**SET EXERCISE**
Check each line of the material. Copy those containing "duration".

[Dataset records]
------

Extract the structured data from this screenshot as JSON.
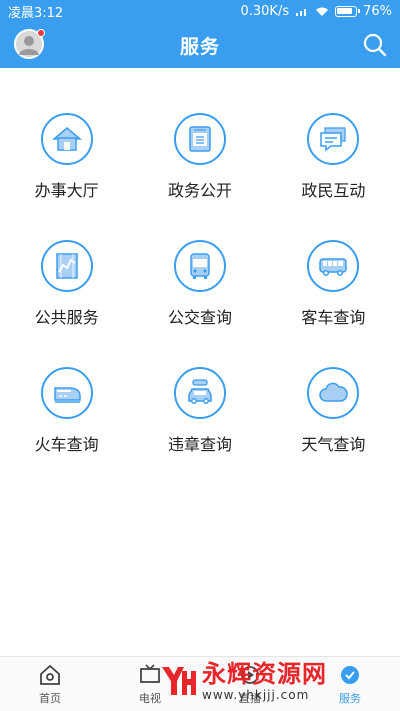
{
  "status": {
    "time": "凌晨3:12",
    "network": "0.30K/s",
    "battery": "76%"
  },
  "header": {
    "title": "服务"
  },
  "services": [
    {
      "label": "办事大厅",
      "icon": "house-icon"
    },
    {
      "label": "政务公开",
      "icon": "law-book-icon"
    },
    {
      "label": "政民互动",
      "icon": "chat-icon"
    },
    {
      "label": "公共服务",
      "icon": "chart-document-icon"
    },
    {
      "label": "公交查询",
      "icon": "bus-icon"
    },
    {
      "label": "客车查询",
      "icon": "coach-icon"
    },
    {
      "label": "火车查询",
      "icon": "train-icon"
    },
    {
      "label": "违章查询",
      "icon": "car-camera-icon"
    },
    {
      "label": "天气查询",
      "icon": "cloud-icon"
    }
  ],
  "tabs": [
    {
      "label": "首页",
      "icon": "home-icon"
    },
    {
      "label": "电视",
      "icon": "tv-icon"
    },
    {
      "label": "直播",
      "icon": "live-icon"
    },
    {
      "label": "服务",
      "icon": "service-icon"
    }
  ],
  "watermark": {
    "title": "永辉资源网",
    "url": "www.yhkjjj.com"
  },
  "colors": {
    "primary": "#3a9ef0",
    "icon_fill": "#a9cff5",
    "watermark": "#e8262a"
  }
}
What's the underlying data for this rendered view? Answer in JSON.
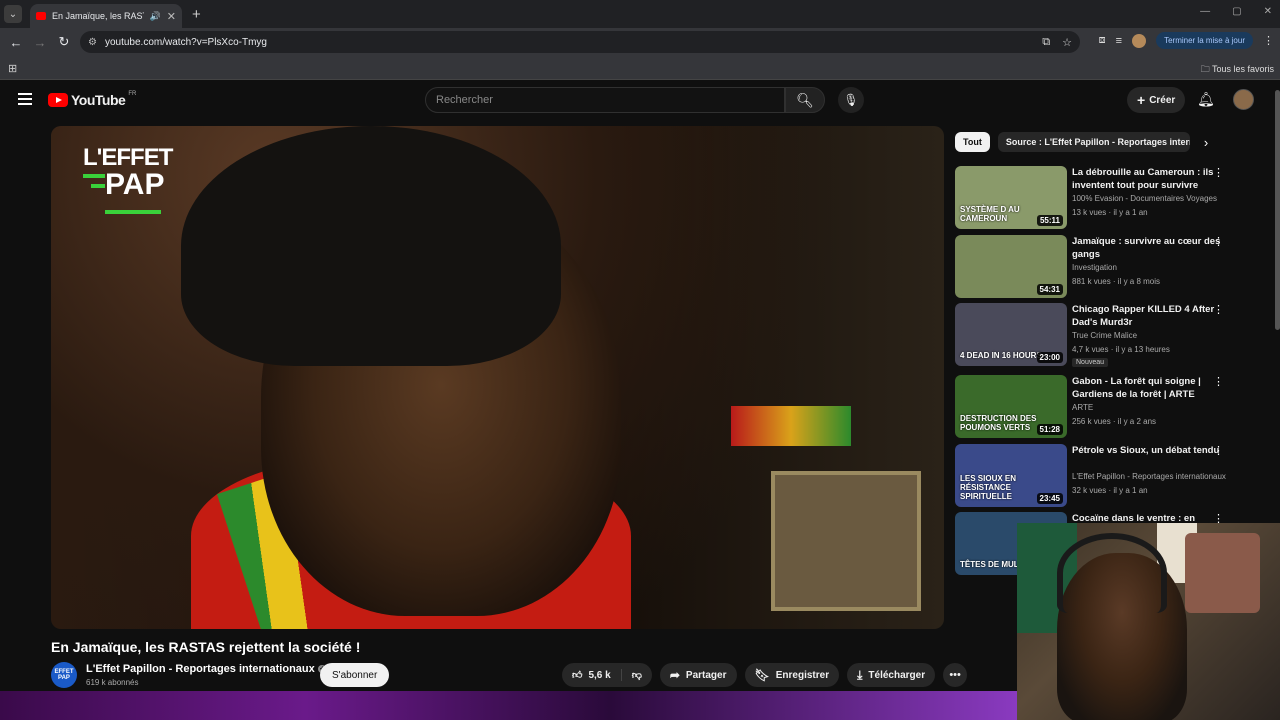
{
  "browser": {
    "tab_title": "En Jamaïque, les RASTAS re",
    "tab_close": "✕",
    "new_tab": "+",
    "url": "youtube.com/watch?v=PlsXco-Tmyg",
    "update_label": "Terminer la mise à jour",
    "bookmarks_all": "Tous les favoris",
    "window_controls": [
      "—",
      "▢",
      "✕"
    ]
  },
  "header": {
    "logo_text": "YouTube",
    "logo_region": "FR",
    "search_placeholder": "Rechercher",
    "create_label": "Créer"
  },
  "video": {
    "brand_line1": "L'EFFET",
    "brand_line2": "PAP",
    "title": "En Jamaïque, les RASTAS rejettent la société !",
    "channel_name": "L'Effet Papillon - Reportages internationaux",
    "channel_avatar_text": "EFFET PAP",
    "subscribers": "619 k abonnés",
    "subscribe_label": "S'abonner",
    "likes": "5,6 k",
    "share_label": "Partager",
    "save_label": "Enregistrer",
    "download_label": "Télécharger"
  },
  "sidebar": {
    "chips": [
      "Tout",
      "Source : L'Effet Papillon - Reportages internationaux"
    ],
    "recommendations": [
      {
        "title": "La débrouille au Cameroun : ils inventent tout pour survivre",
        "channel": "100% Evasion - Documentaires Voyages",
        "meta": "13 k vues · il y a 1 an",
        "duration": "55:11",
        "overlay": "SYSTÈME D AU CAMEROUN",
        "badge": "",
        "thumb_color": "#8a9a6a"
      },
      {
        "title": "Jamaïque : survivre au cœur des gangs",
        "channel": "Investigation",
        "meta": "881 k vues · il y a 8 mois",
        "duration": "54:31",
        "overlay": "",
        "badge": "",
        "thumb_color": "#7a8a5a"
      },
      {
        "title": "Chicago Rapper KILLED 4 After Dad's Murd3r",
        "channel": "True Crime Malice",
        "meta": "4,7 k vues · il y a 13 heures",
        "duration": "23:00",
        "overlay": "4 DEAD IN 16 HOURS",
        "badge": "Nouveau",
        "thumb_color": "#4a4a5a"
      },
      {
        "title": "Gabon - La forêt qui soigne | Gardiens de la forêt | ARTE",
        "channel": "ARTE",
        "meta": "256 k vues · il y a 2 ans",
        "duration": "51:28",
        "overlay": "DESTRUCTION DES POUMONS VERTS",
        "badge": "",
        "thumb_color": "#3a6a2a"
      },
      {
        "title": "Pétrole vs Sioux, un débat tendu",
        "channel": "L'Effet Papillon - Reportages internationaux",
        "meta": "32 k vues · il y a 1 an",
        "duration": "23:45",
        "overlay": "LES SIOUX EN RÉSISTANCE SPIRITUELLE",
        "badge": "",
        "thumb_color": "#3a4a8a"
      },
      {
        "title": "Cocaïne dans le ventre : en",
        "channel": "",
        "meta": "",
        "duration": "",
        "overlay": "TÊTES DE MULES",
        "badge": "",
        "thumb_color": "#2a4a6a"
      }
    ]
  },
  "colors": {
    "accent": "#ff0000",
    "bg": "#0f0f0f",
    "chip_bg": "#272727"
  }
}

------

**FINISHED ANSWER**
        "duration": "55:11",
        "duration": "54:31",
        "duration": "23:00",
        "duration": "51:28",
        "duration": "23:45",
        "duration": "",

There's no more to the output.